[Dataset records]
>>>
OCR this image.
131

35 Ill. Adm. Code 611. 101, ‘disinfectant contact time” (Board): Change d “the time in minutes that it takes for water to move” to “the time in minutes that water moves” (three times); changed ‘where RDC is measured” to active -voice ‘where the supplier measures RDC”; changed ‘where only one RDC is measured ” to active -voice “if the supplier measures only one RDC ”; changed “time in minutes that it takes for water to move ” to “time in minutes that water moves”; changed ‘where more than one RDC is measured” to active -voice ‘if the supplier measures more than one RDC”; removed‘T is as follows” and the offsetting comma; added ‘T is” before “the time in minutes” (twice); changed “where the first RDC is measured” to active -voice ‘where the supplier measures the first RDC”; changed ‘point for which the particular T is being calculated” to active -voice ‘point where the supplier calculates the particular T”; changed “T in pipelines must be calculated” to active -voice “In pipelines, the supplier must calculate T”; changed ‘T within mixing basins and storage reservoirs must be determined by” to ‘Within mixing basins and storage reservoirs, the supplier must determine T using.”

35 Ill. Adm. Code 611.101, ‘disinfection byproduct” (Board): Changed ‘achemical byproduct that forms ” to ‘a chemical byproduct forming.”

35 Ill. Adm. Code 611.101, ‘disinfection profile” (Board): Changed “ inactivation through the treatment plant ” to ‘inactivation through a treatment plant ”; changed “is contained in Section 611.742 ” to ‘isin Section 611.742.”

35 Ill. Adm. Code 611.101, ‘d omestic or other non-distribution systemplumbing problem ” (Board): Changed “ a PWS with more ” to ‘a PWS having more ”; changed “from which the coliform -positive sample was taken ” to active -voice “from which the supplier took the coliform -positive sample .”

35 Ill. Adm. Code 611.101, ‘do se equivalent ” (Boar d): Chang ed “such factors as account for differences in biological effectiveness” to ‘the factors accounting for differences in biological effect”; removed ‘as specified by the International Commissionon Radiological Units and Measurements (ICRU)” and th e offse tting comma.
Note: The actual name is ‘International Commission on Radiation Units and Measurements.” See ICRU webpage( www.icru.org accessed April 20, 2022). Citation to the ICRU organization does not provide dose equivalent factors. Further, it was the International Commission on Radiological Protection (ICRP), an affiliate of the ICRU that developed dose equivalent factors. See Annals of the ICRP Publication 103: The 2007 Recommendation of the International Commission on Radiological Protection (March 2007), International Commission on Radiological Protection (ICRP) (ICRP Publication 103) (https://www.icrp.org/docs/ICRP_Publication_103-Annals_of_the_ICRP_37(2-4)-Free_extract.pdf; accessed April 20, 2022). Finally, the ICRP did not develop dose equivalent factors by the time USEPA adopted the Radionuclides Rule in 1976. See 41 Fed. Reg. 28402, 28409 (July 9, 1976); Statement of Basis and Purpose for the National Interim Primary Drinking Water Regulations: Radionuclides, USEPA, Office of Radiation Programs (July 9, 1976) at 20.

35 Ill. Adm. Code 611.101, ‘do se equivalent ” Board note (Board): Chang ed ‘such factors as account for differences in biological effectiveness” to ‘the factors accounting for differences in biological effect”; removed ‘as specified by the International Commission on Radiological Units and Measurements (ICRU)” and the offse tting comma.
<<<
>>>
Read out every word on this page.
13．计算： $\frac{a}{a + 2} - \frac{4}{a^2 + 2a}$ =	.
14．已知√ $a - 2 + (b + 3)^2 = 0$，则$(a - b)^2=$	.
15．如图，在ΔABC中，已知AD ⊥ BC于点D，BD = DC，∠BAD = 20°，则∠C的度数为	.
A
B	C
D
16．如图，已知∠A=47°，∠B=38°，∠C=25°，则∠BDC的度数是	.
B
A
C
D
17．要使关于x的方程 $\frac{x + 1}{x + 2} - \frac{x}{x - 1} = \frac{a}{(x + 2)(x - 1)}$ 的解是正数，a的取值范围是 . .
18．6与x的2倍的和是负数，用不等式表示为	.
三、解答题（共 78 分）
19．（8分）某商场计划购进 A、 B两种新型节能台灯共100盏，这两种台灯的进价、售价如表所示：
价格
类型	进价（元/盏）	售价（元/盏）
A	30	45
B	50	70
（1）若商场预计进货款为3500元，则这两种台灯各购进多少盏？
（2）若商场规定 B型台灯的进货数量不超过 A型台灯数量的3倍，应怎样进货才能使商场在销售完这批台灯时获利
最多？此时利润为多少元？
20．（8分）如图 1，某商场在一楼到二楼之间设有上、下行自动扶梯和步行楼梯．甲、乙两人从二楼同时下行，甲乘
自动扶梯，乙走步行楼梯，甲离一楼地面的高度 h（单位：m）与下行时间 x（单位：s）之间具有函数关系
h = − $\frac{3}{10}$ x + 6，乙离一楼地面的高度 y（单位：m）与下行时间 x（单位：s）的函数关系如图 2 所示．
<<<
**GIVEN INSTRUCTION**.
The answer is one number: how many lines of the material above contain "frac".

**SOLUTION TO THIS TASK**.
3